*Exercise details:*
Reproduce the full listing that appears beneath this instruction exactly.

*Dataset records:*

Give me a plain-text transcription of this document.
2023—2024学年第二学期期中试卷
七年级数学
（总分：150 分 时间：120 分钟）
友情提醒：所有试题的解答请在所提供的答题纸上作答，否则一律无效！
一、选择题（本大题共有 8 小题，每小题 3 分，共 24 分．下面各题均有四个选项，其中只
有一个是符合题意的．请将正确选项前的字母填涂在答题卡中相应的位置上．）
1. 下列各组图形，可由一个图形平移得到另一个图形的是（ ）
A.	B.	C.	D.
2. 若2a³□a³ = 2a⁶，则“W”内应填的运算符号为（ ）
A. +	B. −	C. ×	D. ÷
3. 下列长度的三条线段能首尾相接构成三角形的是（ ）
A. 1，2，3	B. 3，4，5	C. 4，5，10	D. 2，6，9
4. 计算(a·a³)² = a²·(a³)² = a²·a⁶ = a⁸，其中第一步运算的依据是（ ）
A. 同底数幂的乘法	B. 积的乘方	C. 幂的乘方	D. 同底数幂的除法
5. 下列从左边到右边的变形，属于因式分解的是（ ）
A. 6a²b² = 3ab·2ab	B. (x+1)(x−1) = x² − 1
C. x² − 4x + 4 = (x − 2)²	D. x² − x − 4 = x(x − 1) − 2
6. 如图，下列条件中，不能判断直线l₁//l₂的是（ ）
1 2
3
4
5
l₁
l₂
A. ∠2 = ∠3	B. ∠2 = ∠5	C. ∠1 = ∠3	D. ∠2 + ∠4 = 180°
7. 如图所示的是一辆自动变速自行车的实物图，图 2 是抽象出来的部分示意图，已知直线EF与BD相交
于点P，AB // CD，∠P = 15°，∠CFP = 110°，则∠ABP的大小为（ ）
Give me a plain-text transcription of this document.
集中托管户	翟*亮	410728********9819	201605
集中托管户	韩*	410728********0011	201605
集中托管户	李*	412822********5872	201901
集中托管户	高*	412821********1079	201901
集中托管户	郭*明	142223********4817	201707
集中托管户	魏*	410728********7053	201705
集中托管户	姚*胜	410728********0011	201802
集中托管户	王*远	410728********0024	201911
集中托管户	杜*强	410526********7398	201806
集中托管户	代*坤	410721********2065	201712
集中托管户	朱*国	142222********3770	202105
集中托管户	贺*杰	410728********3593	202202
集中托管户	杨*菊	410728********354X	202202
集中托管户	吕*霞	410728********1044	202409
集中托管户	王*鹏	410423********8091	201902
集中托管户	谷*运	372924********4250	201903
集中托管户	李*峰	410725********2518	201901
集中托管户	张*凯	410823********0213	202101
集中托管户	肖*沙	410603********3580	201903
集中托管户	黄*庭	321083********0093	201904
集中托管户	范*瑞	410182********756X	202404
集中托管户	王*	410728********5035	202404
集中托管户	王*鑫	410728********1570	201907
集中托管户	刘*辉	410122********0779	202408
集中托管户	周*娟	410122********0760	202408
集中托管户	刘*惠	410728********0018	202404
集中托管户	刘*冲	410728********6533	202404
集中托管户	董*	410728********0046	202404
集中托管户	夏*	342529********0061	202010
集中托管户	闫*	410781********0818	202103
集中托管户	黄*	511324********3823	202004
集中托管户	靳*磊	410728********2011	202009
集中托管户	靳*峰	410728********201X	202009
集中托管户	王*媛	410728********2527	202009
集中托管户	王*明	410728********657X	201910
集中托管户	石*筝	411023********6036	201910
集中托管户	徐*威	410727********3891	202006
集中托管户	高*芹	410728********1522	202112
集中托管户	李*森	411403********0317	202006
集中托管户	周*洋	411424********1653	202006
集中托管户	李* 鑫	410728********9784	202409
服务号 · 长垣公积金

*Correct output:*
Give me a plain-text transcription of this document.
2023—2024学年第二学期期中试卷
七年级数学
（总分：150 分 时间：120 分钟）
友情提醒：所有试题的解答请在所提供的答题纸上作答，否则一律无效！
一、选择题（本大题共有 8 小题，每小题 3 分，共 24 分．下面各题均有四个选项，其中只
有一个是符合题意的．请将正确选项前的字母填涂在答题卡中相应的位置上．）
1. 下列各组图形，可由一个图形平移得到另一个图形的是（ ）
A.	B.	C.	D.
2. 若2a³□a³ = 2a⁶，则“W”内应填的运算符号为（ ）
A. +	B. −	C. ×	D. ÷
3. 下列长度的三条线段能首尾相接构成三角形的是（ ）
A. 1，2，3	B. 3，4，5	C. 4，5，10	D. 2，6，9
4. 计算(a·a³)² = a²·(a³)² = a²·a⁶ = a⁸，其中第一步运算的依据是（ ）
A. 同底数幂的乘法	B. 积的乘方	C. 幂的乘方	D. 同底数幂的除法
5. 下列从左边到右边的变形，属于因式分解的是（ ）
A. 6a²b² = 3ab·2ab	B. (x+1)(x−1) = x² − 1
C. x² − 4x + 4 = (x − 2)²	D. x² − x − 4 = x(x − 1) − 2
6. 如图，下列条件中，不能判断直线l₁//l₂的是（ ）
1 2
3
4
5
l₁
l₂
A. ∠2 = ∠3	B. ∠2 = ∠5	C. ∠1 = ∠3	D. ∠2 + ∠4 = 180°
7. 如图所示的是一辆自动变速自行车的实物图，图 2 是抽象出来的部分示意图，已知直线EF与BD相交
于点P，AB // CD，∠P = 15°，∠CFP = 110°，则∠ABP的大小为（ ）
Give me a plain-text transcription of this document.
集中托管户	翟*亮	410728********9819	201605
集中托管户	韩*	410728********0011	201605
集中托管户	李*	412822********5872	201901
集中托管户	高*	412821********1079	201901
集中托管户	郭*明	142223********4817	201707
集中托管户	魏*	410728********7053	201705
集中托管户	姚*胜	410728********0011	201802
集中托管户	王*远	410728********0024	201911
集中托管户	杜*强	410526********7398	201806
集中托管户	代*坤	410721********2065	201712
集中托管户	朱*国	142222********3770	202105
集中托管户	贺*杰	410728********3593	202202
集中托管户	杨*菊	410728********354X	202202
集中托管户	吕*霞	410728********1044	202409
集中托管户	王*鹏	410423********8091	201902
集中托管户	谷*运	372924********4250	201903
集中托管户	李*峰	410725********2518	201901
集中托管户	张*凯	410823********0213	202101
集中托管户	肖*沙	410603********3580	201903
集中托管户	黄*庭	321083********0093	201904
集中托管户	范*瑞	410182********756X	202404
集中托管户	王*	410728********5035	202404
集中托管户	王*鑫	410728********1570	201907
集中托管户	刘*辉	410122********0779	202408
集中托管户	周*娟	410122********0760	202408
集中托管户	刘*惠	410728********0018	202404
集中托管户	刘*冲	410728********6533	202404
集中托管户	董*	410728********0046	202404
集中托管户	夏*	342529********0061	202010
集中托管户	闫*	410781********0818	202103
集中托管户	黄*	511324********3823	202004
集中托管户	靳*磊	410728********2011	202009
集中托管户	靳*峰	410728********201X	202009
集中托管户	王*媛	410728********2527	202009
集中托管户	王*明	410728********657X	201910
集中托管户	石*筝	411023********6036	201910
集中托管户	徐*威	410727********3891	202006
集中托管户	高*芹	410728********1522	202112
集中托管户	李*森	411403********0317	202006
集中托管户	周*洋	411424********1653	202006
集中托管户	李* 鑫	410728********9784	202409
服务号 · 长垣公积金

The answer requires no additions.